**Exercise aim:** Look through the data for the string "text". Copy every line where it is found.

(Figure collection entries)
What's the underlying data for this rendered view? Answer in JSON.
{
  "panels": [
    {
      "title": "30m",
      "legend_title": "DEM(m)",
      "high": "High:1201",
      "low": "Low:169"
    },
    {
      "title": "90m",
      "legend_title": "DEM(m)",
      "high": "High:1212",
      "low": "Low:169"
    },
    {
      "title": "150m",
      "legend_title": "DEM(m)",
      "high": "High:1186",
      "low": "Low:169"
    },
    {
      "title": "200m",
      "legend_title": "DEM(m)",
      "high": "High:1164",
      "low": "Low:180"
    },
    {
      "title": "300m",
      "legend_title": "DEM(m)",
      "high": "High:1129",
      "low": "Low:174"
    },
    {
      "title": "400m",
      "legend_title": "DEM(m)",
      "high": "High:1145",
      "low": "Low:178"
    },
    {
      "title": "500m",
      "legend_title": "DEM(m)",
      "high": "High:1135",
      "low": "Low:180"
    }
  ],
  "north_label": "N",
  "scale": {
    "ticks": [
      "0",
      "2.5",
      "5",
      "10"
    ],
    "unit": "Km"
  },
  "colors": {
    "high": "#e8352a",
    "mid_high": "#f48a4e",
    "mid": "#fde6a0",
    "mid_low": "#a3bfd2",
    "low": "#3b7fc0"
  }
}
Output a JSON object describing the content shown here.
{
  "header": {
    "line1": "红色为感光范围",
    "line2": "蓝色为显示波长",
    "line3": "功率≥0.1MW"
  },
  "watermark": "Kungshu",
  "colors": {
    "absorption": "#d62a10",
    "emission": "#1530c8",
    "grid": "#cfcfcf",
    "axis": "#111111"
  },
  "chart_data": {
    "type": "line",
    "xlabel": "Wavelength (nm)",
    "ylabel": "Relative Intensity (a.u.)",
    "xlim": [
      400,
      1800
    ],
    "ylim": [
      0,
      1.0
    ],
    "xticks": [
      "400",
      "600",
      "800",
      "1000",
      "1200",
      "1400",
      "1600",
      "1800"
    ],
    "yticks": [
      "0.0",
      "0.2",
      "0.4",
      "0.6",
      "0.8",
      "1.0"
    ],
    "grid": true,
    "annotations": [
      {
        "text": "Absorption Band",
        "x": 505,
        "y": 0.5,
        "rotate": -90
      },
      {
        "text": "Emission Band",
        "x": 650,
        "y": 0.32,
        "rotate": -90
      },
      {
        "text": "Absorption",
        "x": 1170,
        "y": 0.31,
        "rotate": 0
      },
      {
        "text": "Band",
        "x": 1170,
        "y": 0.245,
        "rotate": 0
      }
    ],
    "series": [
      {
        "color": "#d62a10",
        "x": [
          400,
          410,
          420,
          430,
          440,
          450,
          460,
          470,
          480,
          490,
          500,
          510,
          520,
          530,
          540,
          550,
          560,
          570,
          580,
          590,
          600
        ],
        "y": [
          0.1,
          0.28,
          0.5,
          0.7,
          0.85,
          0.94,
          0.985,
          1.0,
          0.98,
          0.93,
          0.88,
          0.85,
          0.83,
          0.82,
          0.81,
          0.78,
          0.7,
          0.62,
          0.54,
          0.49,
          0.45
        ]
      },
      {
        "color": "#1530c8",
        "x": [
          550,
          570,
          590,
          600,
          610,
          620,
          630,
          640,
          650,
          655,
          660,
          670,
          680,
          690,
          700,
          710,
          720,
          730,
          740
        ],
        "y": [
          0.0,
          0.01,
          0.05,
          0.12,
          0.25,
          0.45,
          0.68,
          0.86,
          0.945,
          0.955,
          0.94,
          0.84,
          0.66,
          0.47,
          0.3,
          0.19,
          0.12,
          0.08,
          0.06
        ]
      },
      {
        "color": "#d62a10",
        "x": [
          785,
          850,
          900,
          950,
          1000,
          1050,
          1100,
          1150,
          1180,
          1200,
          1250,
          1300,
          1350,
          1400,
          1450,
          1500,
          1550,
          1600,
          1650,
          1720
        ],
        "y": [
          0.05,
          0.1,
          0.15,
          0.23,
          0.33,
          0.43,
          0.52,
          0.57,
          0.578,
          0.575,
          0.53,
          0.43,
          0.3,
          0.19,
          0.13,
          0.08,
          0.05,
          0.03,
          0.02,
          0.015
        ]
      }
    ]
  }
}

**Output below:**
        "text": "Absorption Band",
        "text": "Emission Band",
        "text": "Absorption",
        "text": "Band",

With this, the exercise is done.